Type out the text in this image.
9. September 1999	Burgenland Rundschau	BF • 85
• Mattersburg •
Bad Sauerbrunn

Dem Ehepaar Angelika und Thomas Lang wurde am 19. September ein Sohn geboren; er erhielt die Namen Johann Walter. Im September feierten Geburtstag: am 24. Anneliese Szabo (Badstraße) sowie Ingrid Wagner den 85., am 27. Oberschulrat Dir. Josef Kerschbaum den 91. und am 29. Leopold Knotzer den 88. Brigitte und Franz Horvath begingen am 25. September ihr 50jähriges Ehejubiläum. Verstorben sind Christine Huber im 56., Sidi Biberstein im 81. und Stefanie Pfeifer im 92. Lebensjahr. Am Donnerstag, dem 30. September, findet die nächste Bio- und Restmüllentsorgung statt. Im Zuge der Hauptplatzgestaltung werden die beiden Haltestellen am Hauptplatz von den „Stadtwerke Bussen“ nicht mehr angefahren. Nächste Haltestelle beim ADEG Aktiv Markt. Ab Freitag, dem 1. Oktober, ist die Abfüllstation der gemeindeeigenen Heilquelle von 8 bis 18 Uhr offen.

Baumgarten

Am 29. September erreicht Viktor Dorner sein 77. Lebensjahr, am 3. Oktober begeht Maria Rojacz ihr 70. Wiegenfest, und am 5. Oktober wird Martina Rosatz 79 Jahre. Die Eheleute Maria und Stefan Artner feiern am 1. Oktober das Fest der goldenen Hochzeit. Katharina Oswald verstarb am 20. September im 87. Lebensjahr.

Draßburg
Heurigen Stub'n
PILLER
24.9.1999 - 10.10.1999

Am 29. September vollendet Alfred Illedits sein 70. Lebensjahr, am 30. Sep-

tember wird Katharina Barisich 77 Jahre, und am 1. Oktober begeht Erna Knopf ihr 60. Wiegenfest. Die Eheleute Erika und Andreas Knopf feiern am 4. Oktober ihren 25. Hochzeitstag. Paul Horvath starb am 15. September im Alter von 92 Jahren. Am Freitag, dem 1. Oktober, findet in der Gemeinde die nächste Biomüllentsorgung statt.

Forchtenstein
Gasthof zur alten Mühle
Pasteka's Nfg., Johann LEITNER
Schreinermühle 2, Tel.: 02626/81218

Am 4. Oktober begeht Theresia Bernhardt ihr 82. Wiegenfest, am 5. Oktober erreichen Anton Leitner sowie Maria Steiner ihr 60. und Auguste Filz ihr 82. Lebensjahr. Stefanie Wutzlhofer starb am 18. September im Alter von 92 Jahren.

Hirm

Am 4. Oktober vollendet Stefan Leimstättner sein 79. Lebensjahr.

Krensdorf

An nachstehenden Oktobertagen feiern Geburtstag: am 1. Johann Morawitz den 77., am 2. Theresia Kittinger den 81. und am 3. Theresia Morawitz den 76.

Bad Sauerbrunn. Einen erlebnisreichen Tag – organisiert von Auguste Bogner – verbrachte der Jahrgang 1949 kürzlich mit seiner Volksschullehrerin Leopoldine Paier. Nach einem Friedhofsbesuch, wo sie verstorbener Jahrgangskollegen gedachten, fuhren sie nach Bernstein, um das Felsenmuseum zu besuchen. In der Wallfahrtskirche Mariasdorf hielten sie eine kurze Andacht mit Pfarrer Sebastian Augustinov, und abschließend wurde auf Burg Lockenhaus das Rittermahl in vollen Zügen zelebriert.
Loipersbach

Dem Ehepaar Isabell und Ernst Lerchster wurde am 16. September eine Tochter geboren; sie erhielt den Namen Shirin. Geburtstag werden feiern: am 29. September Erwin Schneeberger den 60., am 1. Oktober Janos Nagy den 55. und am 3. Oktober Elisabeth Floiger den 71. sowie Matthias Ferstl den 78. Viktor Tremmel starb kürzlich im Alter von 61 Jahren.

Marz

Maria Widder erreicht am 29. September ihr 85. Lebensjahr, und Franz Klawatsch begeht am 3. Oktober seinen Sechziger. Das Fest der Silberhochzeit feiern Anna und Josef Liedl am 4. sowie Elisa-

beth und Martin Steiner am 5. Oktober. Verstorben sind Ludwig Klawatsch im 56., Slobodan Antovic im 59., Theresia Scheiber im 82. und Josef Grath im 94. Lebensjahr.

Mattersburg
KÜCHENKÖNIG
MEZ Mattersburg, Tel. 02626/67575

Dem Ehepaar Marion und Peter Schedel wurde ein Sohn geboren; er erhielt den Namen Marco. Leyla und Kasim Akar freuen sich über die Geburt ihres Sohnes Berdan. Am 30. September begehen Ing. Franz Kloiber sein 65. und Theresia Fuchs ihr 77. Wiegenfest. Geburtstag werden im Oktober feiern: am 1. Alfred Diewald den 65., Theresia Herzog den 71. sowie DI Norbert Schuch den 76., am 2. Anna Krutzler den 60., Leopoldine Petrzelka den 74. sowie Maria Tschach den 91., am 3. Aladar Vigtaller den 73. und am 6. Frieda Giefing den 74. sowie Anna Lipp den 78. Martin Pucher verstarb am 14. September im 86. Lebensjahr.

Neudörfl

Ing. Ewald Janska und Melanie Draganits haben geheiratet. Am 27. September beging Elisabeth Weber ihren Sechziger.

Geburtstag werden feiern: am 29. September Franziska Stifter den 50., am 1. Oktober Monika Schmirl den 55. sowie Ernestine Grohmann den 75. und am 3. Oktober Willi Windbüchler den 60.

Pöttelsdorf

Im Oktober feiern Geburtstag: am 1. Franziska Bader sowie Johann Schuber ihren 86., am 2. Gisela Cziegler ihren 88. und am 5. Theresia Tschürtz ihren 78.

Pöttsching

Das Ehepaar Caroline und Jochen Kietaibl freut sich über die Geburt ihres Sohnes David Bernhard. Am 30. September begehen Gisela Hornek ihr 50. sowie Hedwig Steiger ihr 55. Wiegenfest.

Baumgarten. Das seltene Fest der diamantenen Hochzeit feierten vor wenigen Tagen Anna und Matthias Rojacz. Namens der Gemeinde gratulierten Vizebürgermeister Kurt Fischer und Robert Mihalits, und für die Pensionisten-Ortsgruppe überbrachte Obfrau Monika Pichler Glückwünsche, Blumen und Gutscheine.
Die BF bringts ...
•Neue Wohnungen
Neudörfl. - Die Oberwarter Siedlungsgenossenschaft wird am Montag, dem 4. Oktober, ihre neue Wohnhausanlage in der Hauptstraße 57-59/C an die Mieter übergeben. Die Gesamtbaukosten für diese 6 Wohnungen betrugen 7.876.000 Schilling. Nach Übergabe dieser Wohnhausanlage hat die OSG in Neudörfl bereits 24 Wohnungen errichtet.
==
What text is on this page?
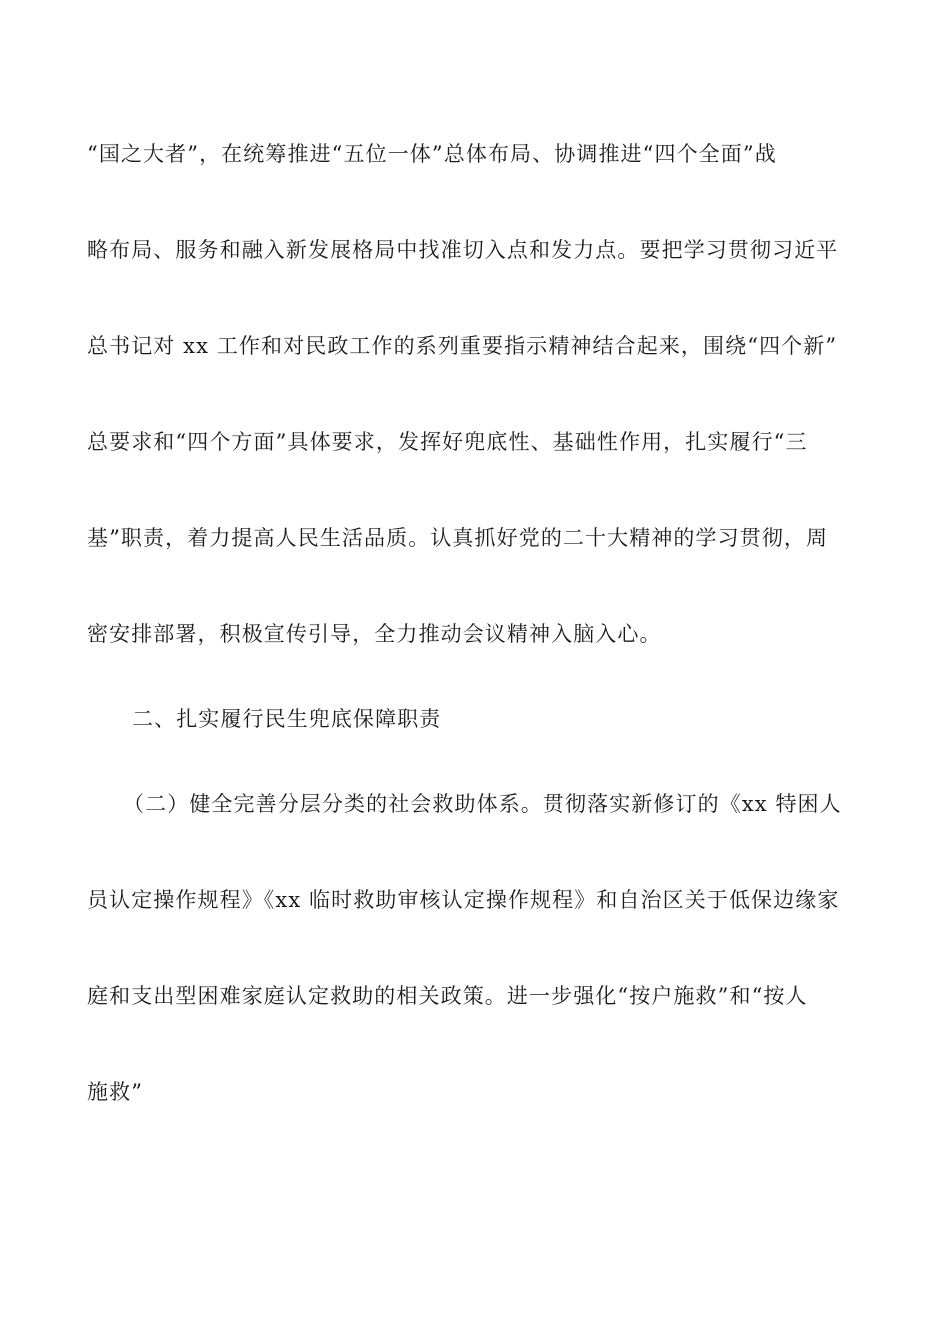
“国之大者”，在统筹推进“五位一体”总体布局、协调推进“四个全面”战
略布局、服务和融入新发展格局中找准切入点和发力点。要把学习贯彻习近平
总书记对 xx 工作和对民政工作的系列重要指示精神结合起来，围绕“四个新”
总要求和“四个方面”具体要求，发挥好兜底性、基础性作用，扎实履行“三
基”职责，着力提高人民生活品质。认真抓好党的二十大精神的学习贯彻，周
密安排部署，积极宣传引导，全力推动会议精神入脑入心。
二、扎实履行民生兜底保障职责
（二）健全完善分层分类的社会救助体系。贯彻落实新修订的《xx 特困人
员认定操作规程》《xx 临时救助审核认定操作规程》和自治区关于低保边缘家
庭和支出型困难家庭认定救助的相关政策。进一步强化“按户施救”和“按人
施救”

→ **The problem**
Where a line holds the string "Gisela", copy that line.

→ **Exercise result**
Im Oktober feiern Geburtstag: am 1. Franziska Bader sowie Johann Schuber ihren 86., am 2. Gisela Cziegler ihren 88. und am 5. Theresia Tschürtz ihren 78.
Das Ehepaar Caroline und Jochen Kietaibl freut sich über die Geburt ihres Sohnes David Bernhard. Am 30. September begehen Gisela Hornek ihr 50. sowie Hedwig Steiger ihr 55. Wiegenfest.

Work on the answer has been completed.